**Task goal:** Read the lines below and count those that have the word "покрытия". Respond with the number only.

Extracted records
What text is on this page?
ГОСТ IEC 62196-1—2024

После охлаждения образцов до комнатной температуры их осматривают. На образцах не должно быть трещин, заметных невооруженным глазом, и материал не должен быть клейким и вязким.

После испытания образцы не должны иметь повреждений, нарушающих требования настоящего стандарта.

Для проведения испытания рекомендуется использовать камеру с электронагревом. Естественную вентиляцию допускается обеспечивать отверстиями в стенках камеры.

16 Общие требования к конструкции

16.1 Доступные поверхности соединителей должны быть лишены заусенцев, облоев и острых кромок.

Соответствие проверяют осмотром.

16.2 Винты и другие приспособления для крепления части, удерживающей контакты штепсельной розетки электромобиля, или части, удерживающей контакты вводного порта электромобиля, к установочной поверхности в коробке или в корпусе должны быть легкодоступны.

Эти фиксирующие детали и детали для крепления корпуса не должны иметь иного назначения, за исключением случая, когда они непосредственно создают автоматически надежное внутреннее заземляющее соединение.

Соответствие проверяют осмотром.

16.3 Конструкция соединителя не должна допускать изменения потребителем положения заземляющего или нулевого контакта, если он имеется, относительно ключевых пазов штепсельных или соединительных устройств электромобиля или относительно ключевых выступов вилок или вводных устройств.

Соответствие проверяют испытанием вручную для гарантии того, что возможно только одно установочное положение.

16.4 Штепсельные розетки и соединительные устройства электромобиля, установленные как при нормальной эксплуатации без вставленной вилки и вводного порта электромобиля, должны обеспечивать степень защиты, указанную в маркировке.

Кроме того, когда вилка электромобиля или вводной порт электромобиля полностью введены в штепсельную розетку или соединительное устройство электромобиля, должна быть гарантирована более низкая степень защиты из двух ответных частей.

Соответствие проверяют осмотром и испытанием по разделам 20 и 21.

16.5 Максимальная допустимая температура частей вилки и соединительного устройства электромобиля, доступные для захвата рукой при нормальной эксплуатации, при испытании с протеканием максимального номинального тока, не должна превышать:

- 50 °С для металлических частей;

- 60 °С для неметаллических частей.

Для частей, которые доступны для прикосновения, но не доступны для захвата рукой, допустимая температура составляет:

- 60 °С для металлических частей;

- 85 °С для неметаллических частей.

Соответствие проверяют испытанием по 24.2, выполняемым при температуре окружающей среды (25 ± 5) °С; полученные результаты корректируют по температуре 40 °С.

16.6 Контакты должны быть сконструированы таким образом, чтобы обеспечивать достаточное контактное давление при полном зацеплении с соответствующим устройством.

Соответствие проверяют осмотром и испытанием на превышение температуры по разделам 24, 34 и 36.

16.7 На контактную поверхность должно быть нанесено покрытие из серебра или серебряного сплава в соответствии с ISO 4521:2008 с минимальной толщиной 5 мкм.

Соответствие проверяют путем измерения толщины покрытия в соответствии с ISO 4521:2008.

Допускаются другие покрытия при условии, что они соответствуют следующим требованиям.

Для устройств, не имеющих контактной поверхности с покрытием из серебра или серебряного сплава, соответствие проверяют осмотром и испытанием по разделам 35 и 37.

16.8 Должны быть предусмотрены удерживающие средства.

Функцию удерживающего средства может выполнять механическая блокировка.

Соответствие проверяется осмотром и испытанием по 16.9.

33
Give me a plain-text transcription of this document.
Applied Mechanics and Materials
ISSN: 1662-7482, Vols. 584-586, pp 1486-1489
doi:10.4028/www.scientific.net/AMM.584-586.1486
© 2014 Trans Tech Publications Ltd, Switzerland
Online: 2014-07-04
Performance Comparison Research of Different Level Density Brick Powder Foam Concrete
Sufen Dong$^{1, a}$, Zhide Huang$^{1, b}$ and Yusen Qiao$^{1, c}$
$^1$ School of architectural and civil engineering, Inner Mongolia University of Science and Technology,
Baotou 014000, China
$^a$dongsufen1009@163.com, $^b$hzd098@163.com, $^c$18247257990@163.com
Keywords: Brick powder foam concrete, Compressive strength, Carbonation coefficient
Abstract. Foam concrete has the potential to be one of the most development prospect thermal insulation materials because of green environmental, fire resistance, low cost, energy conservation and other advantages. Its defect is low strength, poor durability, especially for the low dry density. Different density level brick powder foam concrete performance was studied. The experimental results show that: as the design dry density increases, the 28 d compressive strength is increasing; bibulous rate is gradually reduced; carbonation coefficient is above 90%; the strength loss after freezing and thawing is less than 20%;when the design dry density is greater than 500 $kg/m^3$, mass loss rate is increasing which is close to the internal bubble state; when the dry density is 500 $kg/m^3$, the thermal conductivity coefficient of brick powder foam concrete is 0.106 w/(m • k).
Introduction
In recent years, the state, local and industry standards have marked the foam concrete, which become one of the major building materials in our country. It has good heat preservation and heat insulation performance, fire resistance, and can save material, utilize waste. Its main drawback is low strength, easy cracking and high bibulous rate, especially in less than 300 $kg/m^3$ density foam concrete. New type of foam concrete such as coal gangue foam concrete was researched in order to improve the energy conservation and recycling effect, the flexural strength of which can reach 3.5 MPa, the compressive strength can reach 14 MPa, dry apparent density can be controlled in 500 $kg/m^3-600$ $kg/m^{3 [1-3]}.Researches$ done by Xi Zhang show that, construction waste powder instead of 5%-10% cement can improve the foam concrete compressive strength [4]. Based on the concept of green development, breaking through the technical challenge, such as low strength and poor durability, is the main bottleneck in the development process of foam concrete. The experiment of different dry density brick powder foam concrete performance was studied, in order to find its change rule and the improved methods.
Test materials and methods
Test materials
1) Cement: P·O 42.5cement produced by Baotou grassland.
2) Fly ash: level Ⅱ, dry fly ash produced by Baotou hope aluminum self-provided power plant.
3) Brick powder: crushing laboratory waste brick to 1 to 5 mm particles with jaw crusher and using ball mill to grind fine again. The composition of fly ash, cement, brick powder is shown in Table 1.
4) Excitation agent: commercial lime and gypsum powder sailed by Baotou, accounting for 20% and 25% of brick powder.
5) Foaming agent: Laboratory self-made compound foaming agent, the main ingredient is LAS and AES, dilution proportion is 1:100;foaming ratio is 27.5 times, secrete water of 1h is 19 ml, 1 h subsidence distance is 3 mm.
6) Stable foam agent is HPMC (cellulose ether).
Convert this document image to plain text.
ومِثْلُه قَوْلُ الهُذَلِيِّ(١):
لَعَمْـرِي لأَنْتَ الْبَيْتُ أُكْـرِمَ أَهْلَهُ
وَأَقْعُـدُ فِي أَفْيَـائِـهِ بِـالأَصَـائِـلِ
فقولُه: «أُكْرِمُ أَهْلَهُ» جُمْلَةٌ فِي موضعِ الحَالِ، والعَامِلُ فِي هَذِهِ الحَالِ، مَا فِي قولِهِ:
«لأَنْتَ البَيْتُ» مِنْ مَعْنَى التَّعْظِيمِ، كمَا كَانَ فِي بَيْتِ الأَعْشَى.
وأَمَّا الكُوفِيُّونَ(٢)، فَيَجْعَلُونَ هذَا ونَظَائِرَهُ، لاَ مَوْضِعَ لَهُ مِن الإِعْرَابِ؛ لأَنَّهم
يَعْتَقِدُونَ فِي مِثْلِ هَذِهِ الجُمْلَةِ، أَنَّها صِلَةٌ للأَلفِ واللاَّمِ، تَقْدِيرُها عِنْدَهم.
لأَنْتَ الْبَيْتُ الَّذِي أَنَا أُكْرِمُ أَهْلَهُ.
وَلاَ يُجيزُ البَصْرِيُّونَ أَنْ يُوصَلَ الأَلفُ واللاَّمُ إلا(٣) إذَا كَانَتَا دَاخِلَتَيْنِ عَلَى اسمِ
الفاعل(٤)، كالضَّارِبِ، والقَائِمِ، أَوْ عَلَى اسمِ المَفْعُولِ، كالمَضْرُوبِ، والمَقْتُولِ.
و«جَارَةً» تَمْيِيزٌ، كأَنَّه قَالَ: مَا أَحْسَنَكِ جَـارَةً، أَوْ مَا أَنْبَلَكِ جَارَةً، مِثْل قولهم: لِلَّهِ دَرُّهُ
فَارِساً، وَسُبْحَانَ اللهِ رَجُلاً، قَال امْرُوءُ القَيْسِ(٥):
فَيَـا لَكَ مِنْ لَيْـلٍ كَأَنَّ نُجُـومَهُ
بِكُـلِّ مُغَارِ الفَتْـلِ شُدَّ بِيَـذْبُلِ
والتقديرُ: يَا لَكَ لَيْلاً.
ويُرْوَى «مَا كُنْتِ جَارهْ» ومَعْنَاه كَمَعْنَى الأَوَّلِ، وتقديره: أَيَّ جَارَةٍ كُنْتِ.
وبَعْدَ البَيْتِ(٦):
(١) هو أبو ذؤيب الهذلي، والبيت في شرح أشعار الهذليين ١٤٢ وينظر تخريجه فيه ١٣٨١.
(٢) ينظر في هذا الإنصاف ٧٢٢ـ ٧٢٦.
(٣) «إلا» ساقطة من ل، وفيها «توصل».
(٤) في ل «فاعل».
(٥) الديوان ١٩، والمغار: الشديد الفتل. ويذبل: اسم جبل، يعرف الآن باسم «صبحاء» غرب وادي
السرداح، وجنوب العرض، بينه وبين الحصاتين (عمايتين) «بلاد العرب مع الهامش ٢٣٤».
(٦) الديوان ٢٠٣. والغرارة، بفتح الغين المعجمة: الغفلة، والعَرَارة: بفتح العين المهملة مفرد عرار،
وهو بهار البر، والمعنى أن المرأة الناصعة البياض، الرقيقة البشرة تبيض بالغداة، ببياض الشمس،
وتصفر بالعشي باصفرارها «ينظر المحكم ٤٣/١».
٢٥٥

**Task answer:** 2